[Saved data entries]
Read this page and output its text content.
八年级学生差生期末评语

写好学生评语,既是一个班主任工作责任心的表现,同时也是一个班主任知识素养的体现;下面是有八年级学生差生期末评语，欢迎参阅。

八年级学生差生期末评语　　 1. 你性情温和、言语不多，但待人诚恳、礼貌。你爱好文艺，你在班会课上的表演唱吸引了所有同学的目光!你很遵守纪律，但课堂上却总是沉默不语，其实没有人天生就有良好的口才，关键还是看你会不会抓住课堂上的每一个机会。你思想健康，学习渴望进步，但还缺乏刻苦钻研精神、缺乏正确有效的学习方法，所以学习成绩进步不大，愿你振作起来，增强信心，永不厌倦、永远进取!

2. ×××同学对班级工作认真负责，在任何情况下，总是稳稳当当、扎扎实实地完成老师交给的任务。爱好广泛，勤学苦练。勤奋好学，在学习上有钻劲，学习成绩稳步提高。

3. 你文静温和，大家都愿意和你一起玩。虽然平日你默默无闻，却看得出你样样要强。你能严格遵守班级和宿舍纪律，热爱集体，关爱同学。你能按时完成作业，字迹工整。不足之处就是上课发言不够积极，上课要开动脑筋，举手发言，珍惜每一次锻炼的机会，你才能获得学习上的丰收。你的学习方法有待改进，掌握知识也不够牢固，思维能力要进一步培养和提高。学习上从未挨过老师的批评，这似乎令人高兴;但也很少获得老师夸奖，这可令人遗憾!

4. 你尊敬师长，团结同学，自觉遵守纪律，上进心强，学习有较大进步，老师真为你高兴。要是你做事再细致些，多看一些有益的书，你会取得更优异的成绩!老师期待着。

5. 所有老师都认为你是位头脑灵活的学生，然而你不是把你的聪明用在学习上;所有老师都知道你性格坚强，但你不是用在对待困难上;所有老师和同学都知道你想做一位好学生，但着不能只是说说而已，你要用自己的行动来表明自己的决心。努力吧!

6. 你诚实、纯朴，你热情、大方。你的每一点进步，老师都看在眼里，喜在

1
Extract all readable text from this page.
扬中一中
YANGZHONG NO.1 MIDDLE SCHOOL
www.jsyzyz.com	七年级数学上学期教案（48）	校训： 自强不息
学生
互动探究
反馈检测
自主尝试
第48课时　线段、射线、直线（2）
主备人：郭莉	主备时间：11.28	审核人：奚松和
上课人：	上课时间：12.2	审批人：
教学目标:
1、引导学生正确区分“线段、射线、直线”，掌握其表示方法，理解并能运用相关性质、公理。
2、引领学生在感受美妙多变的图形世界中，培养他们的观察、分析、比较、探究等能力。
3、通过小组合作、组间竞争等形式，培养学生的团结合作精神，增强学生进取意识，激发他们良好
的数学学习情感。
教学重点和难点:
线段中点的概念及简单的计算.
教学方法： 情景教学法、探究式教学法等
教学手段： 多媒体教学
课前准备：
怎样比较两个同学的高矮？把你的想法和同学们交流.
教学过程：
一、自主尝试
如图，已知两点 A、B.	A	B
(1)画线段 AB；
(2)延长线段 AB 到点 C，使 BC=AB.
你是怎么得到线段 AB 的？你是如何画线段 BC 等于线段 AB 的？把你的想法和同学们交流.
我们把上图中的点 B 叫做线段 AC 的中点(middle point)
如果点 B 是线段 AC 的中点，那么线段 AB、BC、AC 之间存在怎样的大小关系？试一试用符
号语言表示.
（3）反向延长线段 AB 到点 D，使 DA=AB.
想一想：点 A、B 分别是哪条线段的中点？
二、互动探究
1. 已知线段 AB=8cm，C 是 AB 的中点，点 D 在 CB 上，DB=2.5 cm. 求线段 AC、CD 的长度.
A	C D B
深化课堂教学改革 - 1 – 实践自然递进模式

> [PROBLEM] Find the line with "Extract all readable text from this page." in the listing above, then write out that line and each remaining line exactly, with no other text.

> [REPLY]
Extract all readable text from this page.
扬中一中
YANGZHONG NO.1 MIDDLE SCHOOL
www.jsyzyz.com	七年级数学上学期教案（48）	校训： 自强不息
学生
互动探究
反馈检测
自主尝试
第48课时　线段、射线、直线（2）
主备人：郭莉	主备时间：11.28	审核人：奚松和
上课人：	上课时间：12.2	审批人：
教学目标:
1、引导学生正确区分“线段、射线、直线”，掌握其表示方法，理解并能运用相关性质、公理。
2、引领学生在感受美妙多变的图形世界中，培养他们的观察、分析、比较、探究等能力。
3、通过小组合作、组间竞争等形式，培养学生的团结合作精神，增强学生进取意识，激发他们良好
的数学学习情感。
教学重点和难点:
线段中点的概念及简单的计算.
教学方法： 情景教学法、探究式教学法等
教学手段： 多媒体教学
课前准备：
怎样比较两个同学的高矮？把你的想法和同学们交流.
教学过程：
一、自主尝试
如图，已知两点 A、B.	A	B
(1)画线段 AB；
(2)延长线段 AB 到点 C，使 BC=AB.
你是怎么得到线段 AB 的？你是如何画线段 BC 等于线段 AB 的？把你的想法和同学们交流.
我们把上图中的点 B 叫做线段 AC 的中点(middle point)
如果点 B 是线段 AC 的中点，那么线段 AB、BC、AC 之间存在怎样的大小关系？试一试用符
号语言表示.
（3）反向延长线段 AB 到点 D，使 DA=AB.
想一想：点 A、B 分别是哪条线段的中点？
二、互动探究
1. 已知线段 AB=8cm，C 是 AB 的中点，点 D 在 CB 上，DB=2.5 cm. 求线段 AC、CD 的长度.
A	C D B
深化课堂教学改革 - 1 – 实践自然递进模式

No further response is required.